* **Task requirements**
Answer these questions from the article on life expectancy among people with mental illness:
1. What years do the Western Australia population databases cover?
2. What percentage of excess deaths among the mentally ill was attributed to suicide?
3. Since what year has HIV been coded as a cause of death in Australia?

* **Passage for review**
By Kathleen Struck, MedPage Today, May 23, 2013

During a 20-year period the gap increased by more than 2 years for both men and women so that mentally ill men had a life expectancy that was about 16 years shorter than that of the general population and women with mental illness had a lifespan that was 12 years shorter, David Lawrence, PhD, of the University of Western Australia, in Perth, and colleagues, wrote in BMJ.
That finding emerged from an analysis of population databases covering residents of Western Australia from 1985 to 2005.
More than 77% of excess deaths among the mentally ill were attributed to physical health conditions — including cardiovascular disease (29.9%) and cancer (13.5%) — and 13.9% of excess deaths were attributed to suicide, Lawrence and colleagues wrote.
Among the general population, life expectancy for females increased from 79.3 years in 1985 to 83.8 years in 2005, while for males it increased from 73.1 in 1985 to 79.1 in 2005.
Women and men with alcohol or drug disorders had the lowest life expectancies. For men, life expectancy was 52.7 (95% CI 51.1-54.4) in 1985, 52.5 (95% CI 50.8-54.2) in 1995, and 57.4 (95% CI 56-58.9) in 2005. For women with alcohol or drug disorders life expectancy was 55.4 (95% CI 52-58.5) in 1985, 57.3 (95% CI 54.9-59.7) in 1995, and 63.1 (95% CI 60.1-66.1) in 2005.
In all instances, those figures were 20 years or more shorter than the lifespan of the general population at the same time points.
“The findings of [the] paper … raise disturbing questions about our disregard for the duration and value of the lives of people with mental illness,” wrote Graham Thornicroft, PhD, of the Institute of Psychiatry at King’s College London in an accompanying editorial. “We are coming to understand that this excess mortality is not the result of higher suicide rates, but rather a combination of socioeconomic, healthcare, and clinical risk factors.”
Thornicroft called for public health to prioritize mortality among the mentally ill and evidence-based interventions that could reduce excess mortality. He called the situation “a human rights disgrace.”
“It’s multifactorial, it’s not a simple thing to fix,” commented P.V. Nickell, MD, of Allegheny General Hospital in Pittsburgh, “but that doesn’t mean we shouldn’t really devote the efforts needed to try to get the appropriate care for folks who seem to need it most.”
Limitations of this study included reliance on administrative data that might not have included the uninsured or untreated, the authors stated. Changes in life expectancy over time could have been affected by changes in service and diagnostic practices. Also, changes in cause of death coding could have affected excess-death estimates, such as HIV being coded as a cause of death in Australia only since 1996, which would lead to an underestimation of HIV deaths in the cohort, the authors stated.
“While strategies aimed at the prevention of suicides and violent deaths remain an important component of efforts to reduce excess mortality in people with mental illness, our results show that almost 80% of excess deaths are associated with physical health conditions,” Lawrence wrote, the same as the general population.
“We continue to disregard the physical health needs of people with mental illness and act as if they are of less worth than others,” Thornicroft concluded.
Kisely reported financial support from the Griffith Institute for Health and Medical Research, which funded the study. No other relationships were reported.
Thornicroft, the editorialist, said he had no competing interests.

* **Stored data entries**
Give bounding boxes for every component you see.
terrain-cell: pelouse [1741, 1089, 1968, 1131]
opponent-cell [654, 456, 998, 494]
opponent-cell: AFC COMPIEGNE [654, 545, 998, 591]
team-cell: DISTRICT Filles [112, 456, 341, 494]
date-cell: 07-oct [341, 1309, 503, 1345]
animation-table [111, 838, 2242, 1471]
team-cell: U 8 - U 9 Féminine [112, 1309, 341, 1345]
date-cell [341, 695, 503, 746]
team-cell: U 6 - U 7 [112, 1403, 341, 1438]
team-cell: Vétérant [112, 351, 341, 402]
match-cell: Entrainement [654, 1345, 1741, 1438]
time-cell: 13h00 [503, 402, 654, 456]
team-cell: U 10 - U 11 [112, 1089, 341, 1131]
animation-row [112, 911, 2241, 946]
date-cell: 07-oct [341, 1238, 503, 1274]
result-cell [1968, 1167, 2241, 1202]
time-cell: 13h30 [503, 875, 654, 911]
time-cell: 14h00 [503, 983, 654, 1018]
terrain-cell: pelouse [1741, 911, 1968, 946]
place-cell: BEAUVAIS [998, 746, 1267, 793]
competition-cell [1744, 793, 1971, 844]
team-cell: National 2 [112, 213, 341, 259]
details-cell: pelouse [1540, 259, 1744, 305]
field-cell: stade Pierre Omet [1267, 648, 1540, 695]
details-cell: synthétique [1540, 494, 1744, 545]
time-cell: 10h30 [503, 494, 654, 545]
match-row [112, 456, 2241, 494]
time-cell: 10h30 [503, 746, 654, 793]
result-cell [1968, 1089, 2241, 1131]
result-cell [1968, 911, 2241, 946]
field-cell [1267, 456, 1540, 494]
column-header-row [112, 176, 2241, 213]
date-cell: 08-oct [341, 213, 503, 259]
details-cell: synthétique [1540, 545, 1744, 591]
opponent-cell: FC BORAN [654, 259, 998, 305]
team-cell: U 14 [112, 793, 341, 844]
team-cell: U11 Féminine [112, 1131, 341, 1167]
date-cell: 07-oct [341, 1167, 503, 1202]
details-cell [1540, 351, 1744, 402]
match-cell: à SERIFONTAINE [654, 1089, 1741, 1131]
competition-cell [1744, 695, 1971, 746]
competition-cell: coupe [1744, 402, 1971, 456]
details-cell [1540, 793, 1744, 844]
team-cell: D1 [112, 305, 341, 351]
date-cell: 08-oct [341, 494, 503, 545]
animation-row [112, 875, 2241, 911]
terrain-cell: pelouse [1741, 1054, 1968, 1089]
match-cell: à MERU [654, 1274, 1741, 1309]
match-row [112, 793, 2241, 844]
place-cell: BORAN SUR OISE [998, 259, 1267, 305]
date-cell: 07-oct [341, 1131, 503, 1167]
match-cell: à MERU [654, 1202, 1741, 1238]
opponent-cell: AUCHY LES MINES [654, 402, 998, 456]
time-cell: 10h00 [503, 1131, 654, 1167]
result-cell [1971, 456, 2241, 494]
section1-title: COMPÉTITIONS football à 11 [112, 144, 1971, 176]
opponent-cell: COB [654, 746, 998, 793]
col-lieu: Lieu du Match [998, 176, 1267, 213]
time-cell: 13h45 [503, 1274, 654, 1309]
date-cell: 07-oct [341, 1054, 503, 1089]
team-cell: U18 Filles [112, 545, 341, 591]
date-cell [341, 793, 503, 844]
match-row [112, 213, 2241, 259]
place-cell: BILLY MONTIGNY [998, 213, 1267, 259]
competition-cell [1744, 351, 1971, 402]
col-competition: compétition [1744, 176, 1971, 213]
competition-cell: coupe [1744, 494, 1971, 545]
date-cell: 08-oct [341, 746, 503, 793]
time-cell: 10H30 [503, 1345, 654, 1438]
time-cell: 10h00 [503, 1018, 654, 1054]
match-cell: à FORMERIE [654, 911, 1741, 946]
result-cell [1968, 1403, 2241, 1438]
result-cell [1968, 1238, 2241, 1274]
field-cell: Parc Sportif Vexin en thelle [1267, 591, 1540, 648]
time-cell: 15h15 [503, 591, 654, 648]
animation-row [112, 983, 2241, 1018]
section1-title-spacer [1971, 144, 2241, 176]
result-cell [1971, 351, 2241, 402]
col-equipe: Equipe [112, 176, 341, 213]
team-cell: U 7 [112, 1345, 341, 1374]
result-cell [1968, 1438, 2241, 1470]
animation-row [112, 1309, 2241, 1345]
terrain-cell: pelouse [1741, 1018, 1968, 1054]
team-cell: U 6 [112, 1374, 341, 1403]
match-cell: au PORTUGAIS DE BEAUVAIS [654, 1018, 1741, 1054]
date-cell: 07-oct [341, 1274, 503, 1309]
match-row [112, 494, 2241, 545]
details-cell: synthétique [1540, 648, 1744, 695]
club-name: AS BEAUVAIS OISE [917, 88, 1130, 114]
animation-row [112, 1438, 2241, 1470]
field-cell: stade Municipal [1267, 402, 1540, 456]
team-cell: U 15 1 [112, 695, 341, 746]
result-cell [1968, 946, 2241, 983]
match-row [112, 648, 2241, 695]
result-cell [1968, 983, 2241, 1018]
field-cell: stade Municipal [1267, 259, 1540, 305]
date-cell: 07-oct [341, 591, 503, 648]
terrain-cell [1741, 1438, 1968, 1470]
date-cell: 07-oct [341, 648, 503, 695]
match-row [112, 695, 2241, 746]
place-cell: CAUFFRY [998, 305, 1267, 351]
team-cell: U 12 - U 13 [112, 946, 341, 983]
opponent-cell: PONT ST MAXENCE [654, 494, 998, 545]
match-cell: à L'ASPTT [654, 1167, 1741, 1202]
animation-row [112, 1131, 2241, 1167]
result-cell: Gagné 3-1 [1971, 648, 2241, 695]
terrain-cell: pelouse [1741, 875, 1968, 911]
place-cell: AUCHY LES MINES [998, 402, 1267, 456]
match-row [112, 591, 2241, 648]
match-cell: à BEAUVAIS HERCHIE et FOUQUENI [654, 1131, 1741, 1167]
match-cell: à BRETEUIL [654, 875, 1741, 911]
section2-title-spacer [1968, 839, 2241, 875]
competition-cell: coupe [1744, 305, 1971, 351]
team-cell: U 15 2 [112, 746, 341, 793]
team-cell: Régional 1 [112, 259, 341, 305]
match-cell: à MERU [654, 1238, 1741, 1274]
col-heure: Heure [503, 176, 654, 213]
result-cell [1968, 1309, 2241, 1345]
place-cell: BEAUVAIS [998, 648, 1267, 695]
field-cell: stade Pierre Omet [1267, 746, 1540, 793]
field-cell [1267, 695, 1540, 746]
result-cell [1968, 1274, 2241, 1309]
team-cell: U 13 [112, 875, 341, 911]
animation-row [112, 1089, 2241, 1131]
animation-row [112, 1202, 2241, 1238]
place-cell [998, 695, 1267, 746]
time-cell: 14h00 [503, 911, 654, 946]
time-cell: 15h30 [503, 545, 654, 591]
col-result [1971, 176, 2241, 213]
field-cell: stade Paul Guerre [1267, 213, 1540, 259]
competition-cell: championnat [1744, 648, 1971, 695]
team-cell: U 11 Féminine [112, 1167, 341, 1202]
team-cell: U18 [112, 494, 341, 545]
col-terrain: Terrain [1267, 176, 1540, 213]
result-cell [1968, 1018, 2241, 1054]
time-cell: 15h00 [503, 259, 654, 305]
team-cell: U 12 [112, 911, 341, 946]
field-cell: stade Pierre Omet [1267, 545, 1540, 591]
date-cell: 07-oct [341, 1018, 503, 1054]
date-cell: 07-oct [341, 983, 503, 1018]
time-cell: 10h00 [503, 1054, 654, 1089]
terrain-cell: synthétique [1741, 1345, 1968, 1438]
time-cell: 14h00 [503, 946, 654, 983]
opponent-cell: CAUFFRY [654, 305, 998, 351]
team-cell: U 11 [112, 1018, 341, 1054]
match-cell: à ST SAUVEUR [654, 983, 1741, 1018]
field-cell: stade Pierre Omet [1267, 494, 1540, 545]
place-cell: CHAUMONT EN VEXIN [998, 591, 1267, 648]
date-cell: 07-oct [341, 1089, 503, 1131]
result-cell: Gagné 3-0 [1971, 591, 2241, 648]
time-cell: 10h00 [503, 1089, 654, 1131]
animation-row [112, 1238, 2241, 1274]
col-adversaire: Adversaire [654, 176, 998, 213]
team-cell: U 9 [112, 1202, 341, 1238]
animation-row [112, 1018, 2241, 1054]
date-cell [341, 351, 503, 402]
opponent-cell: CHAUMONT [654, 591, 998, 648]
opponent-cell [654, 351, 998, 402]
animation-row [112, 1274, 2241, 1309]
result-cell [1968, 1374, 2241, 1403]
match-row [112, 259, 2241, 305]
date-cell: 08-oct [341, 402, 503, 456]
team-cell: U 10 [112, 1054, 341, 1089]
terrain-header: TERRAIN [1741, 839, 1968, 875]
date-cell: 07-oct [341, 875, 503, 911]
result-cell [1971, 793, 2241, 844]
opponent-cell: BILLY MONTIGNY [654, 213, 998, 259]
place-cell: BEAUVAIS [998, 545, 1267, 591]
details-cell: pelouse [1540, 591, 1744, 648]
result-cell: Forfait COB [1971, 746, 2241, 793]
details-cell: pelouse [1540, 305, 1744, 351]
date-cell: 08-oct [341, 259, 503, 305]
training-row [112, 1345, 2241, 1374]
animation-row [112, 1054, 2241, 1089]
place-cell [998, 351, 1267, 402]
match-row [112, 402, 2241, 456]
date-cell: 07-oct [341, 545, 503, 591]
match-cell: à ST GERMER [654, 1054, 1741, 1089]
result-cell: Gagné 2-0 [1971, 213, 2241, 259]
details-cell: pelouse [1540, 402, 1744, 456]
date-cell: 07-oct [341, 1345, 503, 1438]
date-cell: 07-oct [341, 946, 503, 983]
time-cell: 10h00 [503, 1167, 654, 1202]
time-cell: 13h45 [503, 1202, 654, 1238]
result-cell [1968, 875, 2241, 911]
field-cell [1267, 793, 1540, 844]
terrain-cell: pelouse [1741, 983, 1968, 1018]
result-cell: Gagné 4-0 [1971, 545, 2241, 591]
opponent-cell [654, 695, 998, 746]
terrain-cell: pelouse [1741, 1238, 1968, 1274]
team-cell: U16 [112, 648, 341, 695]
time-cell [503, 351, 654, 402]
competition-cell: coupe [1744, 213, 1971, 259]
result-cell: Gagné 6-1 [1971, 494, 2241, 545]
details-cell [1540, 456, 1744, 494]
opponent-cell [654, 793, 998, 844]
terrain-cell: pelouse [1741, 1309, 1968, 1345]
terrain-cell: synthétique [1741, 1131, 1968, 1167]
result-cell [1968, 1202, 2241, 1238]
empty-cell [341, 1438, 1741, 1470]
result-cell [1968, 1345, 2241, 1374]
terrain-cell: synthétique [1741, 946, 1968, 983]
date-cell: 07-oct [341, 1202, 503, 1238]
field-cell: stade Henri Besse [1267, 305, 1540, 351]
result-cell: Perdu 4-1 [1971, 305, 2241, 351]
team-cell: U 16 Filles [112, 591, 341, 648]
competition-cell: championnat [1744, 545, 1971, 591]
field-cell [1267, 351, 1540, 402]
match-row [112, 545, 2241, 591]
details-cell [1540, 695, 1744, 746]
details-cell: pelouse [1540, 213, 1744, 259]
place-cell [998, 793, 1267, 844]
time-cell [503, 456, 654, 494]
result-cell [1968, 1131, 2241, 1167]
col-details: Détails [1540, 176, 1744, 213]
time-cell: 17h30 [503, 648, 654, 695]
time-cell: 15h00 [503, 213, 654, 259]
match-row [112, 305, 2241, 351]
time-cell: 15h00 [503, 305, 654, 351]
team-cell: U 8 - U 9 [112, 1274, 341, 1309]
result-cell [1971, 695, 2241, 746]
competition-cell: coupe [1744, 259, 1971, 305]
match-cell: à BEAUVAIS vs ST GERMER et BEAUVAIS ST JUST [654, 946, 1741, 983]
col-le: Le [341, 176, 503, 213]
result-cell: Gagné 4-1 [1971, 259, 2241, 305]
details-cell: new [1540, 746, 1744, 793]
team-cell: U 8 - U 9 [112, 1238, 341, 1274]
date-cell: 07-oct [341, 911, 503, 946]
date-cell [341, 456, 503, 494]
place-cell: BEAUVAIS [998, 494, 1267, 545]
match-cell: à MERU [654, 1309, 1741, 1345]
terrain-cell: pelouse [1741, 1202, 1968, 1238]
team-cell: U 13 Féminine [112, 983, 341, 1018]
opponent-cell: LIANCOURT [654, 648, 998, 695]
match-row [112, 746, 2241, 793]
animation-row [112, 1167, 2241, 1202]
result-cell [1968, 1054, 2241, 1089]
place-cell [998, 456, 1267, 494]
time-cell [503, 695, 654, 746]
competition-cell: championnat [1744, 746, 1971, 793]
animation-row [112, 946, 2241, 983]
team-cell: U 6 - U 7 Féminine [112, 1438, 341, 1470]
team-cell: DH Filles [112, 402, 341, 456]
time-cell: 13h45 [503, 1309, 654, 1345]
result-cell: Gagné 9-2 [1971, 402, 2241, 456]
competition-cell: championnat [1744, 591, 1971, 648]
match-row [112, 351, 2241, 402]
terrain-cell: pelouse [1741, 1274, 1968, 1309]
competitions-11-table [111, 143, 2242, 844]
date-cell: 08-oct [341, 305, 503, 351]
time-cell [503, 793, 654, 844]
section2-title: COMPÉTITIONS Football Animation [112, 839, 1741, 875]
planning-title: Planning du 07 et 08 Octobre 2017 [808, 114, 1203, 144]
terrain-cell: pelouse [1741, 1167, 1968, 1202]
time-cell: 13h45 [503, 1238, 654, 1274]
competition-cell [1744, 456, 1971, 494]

* **Final answer**
1. 1985 to 2005
2. 13.9%
3. 1996